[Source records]
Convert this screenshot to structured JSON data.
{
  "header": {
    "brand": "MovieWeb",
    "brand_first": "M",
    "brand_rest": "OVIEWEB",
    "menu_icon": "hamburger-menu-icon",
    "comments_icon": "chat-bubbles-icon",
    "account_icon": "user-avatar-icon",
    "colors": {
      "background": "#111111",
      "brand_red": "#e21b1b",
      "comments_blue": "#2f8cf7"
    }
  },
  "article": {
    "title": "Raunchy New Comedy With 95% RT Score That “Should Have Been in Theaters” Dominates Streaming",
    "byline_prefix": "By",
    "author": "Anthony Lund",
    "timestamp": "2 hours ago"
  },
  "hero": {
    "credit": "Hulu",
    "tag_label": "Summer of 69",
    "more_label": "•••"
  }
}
==
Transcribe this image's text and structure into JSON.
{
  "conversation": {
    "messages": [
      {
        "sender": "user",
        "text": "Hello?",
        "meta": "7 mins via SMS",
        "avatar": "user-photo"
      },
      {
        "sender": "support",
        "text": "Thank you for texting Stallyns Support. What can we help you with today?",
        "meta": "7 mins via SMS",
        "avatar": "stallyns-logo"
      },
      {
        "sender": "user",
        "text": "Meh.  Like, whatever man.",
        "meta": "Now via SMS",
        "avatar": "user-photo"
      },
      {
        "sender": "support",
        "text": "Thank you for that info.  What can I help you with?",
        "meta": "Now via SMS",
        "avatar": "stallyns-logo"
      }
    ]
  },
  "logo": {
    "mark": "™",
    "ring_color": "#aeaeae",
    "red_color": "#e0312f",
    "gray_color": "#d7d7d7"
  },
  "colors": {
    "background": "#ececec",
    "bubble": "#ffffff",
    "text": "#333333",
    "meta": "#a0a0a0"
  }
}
==
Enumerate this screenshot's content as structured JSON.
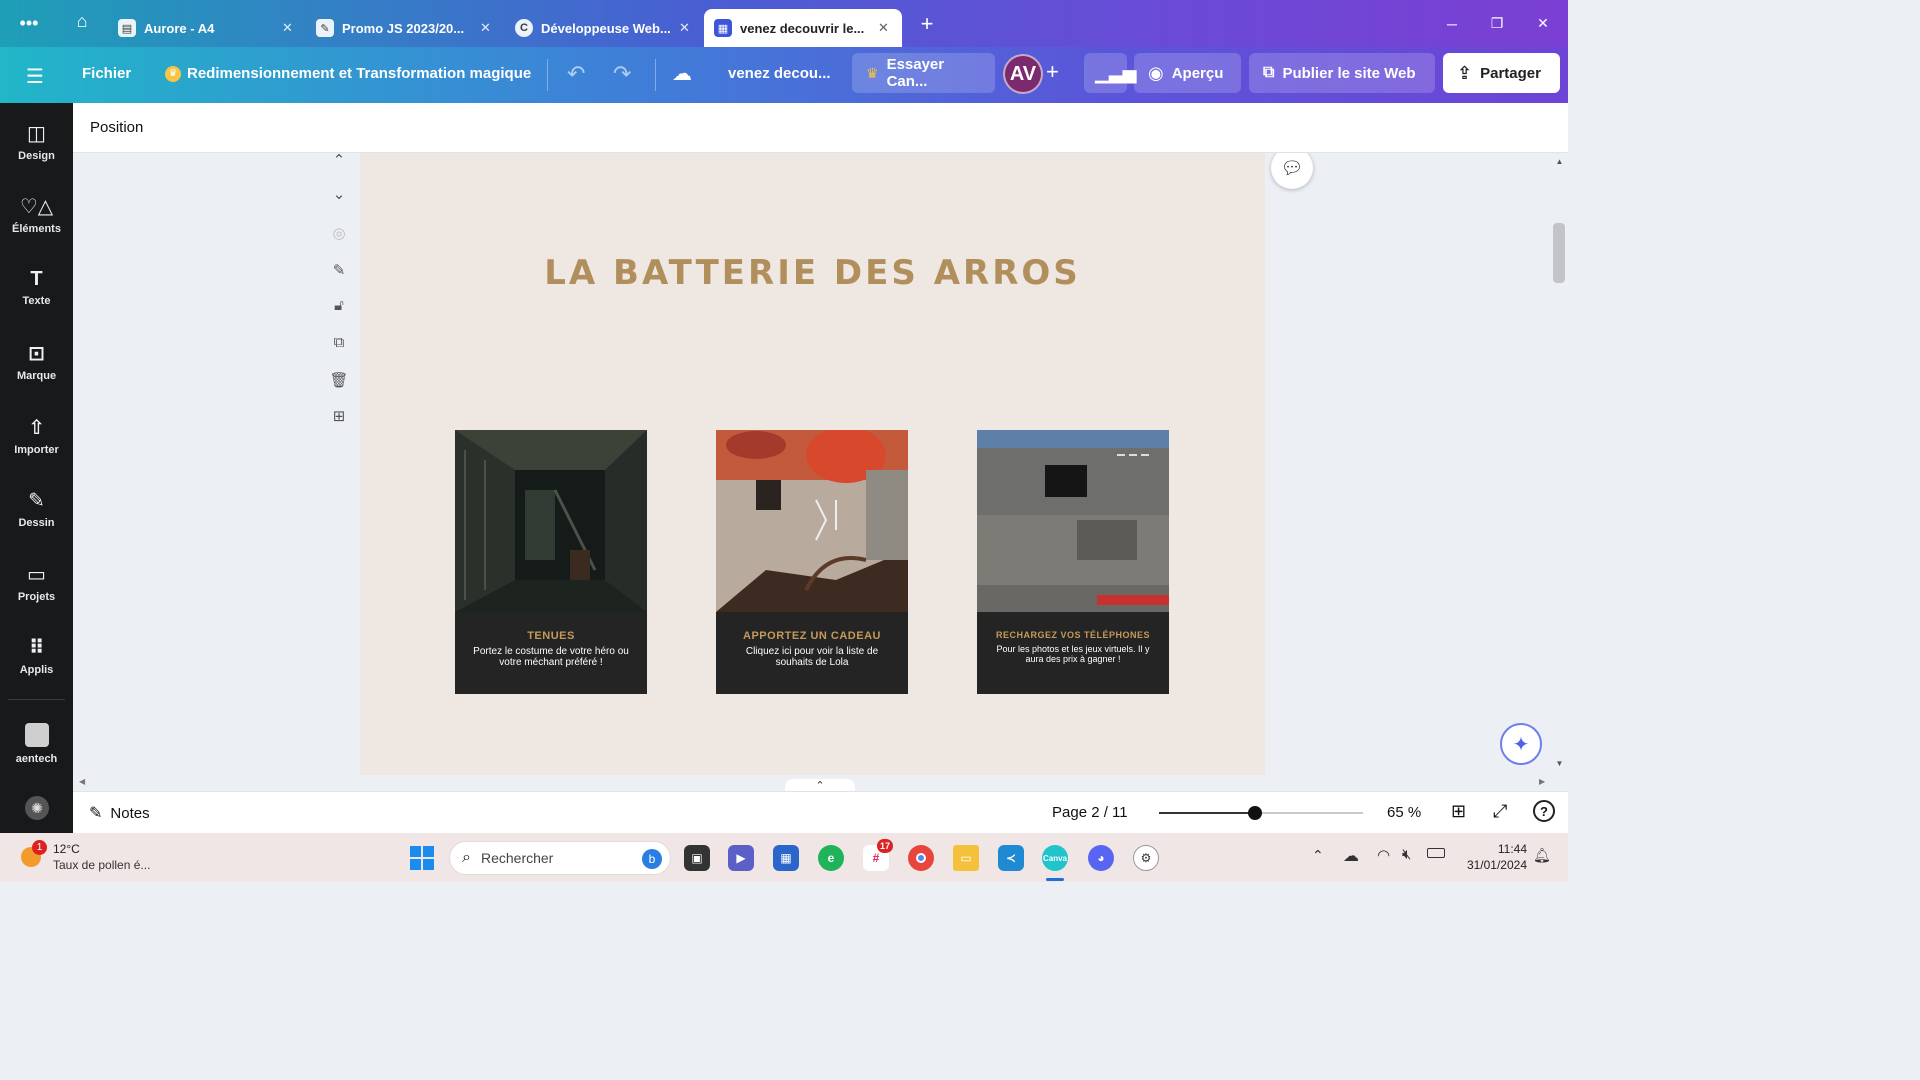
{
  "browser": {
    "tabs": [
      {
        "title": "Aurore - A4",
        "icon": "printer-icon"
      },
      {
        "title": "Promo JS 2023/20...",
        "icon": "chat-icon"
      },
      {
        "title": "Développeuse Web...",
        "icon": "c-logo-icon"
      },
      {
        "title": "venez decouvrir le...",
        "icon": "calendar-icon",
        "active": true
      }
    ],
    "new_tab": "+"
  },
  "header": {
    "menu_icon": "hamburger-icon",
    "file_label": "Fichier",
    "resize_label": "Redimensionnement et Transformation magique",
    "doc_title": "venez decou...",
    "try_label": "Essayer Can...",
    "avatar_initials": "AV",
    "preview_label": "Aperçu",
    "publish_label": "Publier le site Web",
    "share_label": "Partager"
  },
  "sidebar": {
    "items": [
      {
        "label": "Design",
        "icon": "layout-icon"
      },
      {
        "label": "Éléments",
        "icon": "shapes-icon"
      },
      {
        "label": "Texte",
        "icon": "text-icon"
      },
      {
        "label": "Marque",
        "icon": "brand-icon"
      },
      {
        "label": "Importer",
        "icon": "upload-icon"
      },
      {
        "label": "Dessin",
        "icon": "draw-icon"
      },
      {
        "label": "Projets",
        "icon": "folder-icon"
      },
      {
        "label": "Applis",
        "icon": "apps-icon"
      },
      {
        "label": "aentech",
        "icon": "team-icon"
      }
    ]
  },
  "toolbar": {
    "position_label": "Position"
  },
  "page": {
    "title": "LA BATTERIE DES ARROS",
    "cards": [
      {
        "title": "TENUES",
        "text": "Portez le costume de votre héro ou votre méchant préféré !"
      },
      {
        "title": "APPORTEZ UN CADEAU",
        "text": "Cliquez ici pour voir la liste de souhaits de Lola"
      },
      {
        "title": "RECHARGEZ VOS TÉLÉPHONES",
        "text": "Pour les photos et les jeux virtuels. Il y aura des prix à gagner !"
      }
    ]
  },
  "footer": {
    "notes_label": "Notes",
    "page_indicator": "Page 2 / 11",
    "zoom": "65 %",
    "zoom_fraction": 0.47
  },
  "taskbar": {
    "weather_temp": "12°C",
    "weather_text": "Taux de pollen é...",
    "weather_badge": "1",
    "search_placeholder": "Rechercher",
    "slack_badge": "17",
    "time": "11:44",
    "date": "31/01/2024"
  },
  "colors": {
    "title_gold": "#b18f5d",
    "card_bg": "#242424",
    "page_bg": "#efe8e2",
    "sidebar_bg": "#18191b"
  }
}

:: The task ::
Above are the records. Identify each line that contains the word "venez".

:: Result of this task ::
        "title": "venez decouvrir le...",
    "doc_title": "venez decou...",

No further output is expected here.